• Problem to solve: Reproduce every line of the listing below word for word, in the same order.

• Boxed element entries:
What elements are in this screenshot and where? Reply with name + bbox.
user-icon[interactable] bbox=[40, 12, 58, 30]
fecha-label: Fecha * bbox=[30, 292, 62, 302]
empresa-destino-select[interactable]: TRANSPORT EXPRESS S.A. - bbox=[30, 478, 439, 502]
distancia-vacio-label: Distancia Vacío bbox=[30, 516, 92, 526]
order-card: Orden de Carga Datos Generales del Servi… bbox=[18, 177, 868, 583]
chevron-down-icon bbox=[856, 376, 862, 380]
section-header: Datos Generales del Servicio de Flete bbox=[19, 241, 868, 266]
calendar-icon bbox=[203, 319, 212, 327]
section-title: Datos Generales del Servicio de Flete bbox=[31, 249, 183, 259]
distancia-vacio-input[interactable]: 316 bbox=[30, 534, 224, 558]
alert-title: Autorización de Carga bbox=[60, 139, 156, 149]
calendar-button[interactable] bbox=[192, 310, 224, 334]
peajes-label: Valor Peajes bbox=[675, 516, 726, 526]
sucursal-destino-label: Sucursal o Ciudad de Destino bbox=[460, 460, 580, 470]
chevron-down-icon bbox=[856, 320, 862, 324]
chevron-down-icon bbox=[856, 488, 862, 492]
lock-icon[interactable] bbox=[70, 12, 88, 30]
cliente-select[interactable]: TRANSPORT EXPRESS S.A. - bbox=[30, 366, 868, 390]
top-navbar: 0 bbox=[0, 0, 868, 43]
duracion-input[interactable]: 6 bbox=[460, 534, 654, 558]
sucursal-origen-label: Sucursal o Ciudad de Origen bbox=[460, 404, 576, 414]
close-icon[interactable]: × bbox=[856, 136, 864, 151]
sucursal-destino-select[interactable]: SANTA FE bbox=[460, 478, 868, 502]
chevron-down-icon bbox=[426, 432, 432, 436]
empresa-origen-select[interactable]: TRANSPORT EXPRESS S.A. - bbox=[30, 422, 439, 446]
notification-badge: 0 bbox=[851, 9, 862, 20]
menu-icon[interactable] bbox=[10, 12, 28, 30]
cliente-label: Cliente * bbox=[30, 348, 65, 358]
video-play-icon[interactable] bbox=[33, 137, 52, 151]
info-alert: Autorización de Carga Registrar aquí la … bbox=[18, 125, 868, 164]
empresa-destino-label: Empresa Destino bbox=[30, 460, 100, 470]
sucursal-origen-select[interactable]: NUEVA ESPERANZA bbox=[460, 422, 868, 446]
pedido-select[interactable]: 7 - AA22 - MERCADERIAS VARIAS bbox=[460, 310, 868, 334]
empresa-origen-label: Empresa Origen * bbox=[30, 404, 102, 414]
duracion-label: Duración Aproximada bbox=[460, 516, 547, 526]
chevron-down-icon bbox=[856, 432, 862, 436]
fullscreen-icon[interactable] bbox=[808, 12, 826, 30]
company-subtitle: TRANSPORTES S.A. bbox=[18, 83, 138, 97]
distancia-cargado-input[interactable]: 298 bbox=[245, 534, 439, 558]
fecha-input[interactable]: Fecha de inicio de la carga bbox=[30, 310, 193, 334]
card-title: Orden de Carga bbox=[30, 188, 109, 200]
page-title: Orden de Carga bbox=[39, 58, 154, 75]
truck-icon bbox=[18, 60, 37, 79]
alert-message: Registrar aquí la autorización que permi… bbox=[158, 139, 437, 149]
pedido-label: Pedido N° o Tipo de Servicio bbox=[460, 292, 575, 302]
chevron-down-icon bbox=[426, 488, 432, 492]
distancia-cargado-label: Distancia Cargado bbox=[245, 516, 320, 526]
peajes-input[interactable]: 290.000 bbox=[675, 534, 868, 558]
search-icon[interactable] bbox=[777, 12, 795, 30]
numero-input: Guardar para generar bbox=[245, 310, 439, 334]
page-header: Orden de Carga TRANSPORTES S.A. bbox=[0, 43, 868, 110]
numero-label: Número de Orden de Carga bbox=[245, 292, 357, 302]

• Problem solution:
What elements are in this screenshot and where? Reply with name + bbox.
user-icon[interactable] bbox=[40, 12, 58, 30]
fecha-label: Fecha * bbox=[30, 292, 62, 302]
empresa-destino-select[interactable]: TRANSPORT EXPRESS S.A. - bbox=[30, 478, 439, 502]
distancia-vacio-label: Distancia Vacío bbox=[30, 516, 92, 526]
order-card: Orden de Carga Datos Generales del Servi… bbox=[18, 177, 868, 583]
chevron-down-icon bbox=[856, 376, 862, 380]
section-header: Datos Generales del Servicio de Flete bbox=[19, 241, 868, 266]
calendar-icon bbox=[203, 319, 212, 327]
section-title: Datos Generales del Servicio de Flete bbox=[31, 249, 183, 259]
distancia-vacio-input[interactable]: 316 bbox=[30, 534, 224, 558]
alert-title: Autorización de Carga bbox=[60, 139, 156, 149]
calendar-button[interactable] bbox=[192, 310, 224, 334]
peajes-label: Valor Peajes bbox=[675, 516, 726, 526]
sucursal-destino-label: Sucursal o Ciudad de Destino bbox=[460, 460, 580, 470]
chevron-down-icon bbox=[856, 320, 862, 324]
chevron-down-icon bbox=[856, 488, 862, 492]
lock-icon[interactable] bbox=[70, 12, 88, 30]
cliente-select[interactable]: TRANSPORT EXPRESS S.A. - bbox=[30, 366, 868, 390]
top-navbar: 0 bbox=[0, 0, 868, 43]
duracion-input[interactable]: 6 bbox=[460, 534, 654, 558]
sucursal-origen-label: Sucursal o Ciudad de Origen bbox=[460, 404, 576, 414]
close-icon[interactable]: × bbox=[856, 136, 864, 151]
sucursal-destino-select[interactable]: SANTA FE bbox=[460, 478, 868, 502]
chevron-down-icon bbox=[426, 432, 432, 436]
empresa-origen-select[interactable]: TRANSPORT EXPRESS S.A. - bbox=[30, 422, 439, 446]
notification-badge: 0 bbox=[851, 9, 862, 20]
menu-icon[interactable] bbox=[10, 12, 28, 30]
cliente-label: Cliente * bbox=[30, 348, 65, 358]
video-play-icon[interactable] bbox=[33, 137, 52, 151]
info-alert: Autorización de Carga Registrar aquí la … bbox=[18, 125, 868, 164]
empresa-destino-label: Empresa Destino bbox=[30, 460, 100, 470]
sucursal-origen-select[interactable]: NUEVA ESPERANZA bbox=[460, 422, 868, 446]
pedido-select[interactable]: 7 - AA22 - MERCADERIAS VARIAS bbox=[460, 310, 868, 334]
empresa-origen-label: Empresa Origen * bbox=[30, 404, 102, 414]
duracion-label: Duración Aproximada bbox=[460, 516, 547, 526]
chevron-down-icon bbox=[856, 432, 862, 436]
fullscreen-icon[interactable] bbox=[808, 12, 826, 30]
company-subtitle: TRANSPORTES S.A. bbox=[18, 83, 138, 97]
distancia-cargado-input[interactable]: 298 bbox=[245, 534, 439, 558]
fecha-input[interactable]: Fecha de inicio de la carga bbox=[30, 310, 193, 334]
card-title: Orden de Carga bbox=[30, 188, 109, 200]
page-title: Orden de Carga bbox=[39, 58, 154, 75]
truck-icon bbox=[18, 60, 37, 79]
alert-message: Registrar aquí la autorización que permi… bbox=[158, 139, 437, 149]
pedido-label: Pedido N° o Tipo de Servicio bbox=[460, 292, 575, 302]
chevron-down-icon bbox=[426, 488, 432, 492]
distancia-cargado-label: Distancia Cargado bbox=[245, 516, 320, 526]
peajes-input[interactable]: 290.000 bbox=[675, 534, 868, 558]
search-icon[interactable] bbox=[777, 12, 795, 30]
numero-input: Guardar para generar bbox=[245, 310, 439, 334]
page-header: Orden de Carga TRANSPORTES S.A. bbox=[0, 43, 868, 110]
numero-label: Número de Orden de Carga bbox=[245, 292, 357, 302]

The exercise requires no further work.